> [Goal]:
Please write out the material below exactly as given.

> [Data provided]:
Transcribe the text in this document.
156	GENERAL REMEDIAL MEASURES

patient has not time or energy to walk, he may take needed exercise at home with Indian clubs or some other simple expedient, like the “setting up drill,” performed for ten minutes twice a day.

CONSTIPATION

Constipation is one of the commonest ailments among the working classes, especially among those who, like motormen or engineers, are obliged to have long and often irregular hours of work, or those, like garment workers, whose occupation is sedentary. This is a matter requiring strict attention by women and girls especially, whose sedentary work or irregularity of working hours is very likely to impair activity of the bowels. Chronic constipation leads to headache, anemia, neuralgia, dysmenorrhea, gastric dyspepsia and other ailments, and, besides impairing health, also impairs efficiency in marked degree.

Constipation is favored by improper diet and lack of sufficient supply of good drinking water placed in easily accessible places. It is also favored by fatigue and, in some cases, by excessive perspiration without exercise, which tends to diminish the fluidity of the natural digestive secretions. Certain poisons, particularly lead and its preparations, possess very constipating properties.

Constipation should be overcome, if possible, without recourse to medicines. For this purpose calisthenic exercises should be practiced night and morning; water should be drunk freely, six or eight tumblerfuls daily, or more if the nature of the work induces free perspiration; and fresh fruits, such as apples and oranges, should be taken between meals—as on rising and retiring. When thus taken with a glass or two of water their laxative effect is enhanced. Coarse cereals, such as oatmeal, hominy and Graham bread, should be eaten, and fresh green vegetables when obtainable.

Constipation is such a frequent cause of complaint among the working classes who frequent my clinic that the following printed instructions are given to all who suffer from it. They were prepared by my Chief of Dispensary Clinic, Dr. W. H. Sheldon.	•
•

> [Result of this task]:
Transcribe the text in this document.
156	GENERAL REMEDIAL MEASURES

patient has not time or energy to walk, he may take needed exercise at home with Indian clubs or some other simple expedient, like the “setting up drill,” performed for ten minutes twice a day.

CONSTIPATION

Constipation is one of the commonest ailments among the working classes, especially among those who, like motormen or engineers, are obliged to have long and often irregular hours of work, or those, like garment workers, whose occupation is sedentary. This is a matter requiring strict attention by women and girls especially, whose sedentary work or irregularity of working hours is very likely to impair activity of the bowels. Chronic constipation leads to headache, anemia, neuralgia, dysmenorrhea, gastric dyspepsia and other ailments, and, besides impairing health, also impairs efficiency in marked degree.

Constipation is favored by improper diet and lack of sufficient supply of good drinking water placed in easily accessible places. It is also favored by fatigue and, in some cases, by excessive perspiration without exercise, which tends to diminish the fluidity of the natural digestive secretions. Certain poisons, particularly lead and its preparations, possess very constipating properties.

Constipation should be overcome, if possible, without recourse to medicines. For this purpose calisthenic exercises should be practiced night and morning; water should be drunk freely, six or eight tumblerfuls daily, or more if the nature of the work induces free perspiration; and fresh fruits, such as apples and oranges, should be taken between meals—as on rising and retiring. When thus taken with a glass or two of water their laxative effect is enhanced. Coarse cereals, such as oatmeal, hominy and Graham bread, should be eaten, and fresh green vegetables when obtainable.

Constipation is such a frequent cause of complaint among the working classes who frequent my clinic that the following printed instructions are given to all who suffer from it. They were prepared by my Chief of Dispensary Clinic, Dr. W. H. Sheldon.	•
•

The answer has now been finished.